Restate every entry word for word.

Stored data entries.
---

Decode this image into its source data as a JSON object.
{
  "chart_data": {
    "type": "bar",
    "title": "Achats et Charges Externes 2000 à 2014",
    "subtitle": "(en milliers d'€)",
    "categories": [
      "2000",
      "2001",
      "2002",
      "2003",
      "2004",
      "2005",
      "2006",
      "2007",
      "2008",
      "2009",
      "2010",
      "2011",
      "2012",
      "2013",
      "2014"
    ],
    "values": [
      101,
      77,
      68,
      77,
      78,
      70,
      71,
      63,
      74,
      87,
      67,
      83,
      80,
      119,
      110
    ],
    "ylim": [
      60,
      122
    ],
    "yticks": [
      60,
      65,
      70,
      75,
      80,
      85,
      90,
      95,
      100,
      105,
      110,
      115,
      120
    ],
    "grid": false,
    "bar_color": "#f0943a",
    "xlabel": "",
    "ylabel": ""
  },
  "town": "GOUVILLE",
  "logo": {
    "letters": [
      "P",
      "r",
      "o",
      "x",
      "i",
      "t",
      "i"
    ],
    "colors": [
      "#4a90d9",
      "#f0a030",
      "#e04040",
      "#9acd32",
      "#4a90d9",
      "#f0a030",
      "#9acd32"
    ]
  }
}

---

Reply to the task.
Decode this image into its source data as a JSON object.
{
  "chart_data": {
    "type": "bar",
    "title": "Achats et Charges Externes 2000 à 2014",
    "subtitle": "(en milliers d'€)",
    "categories": [
      "2000",
      "2001",
      "2002",
      "2003",
      "2004",
      "2005",
      "2006",
      "2007",
      "2008",
      "2009",
      "2010",
      "2011",
      "2012",
      "2013",
      "2014"
    ],
    "values": [
      101,
      77,
      68,
      77,
      78,
      70,
      71,
      63,
      74,
      87,
      67,
      83,
      80,
      119,
      110
    ],
    "ylim": [
      60,
      122
    ],
    "yticks": [
      60,
      65,
      70,
      75,
      80,
      85,
      90,
      95,
      100,
      105,
      110,
      115,
      120
    ],
    "grid": false,
    "bar_color": "#f0943a",
    "xlabel": "",
    "ylabel": ""
  },
  "town": "GOUVILLE",
  "logo": {
    "letters": [
      "P",
      "r",
      "o",
      "x",
      "i",
      "t",
      "i"
    ],
    "colors": [
      "#4a90d9",
      "#f0a030",
      "#e04040",
      "#9acd32",
      "#4a90d9",
      "#f0a030",
      "#9acd32"
    ]
  }
}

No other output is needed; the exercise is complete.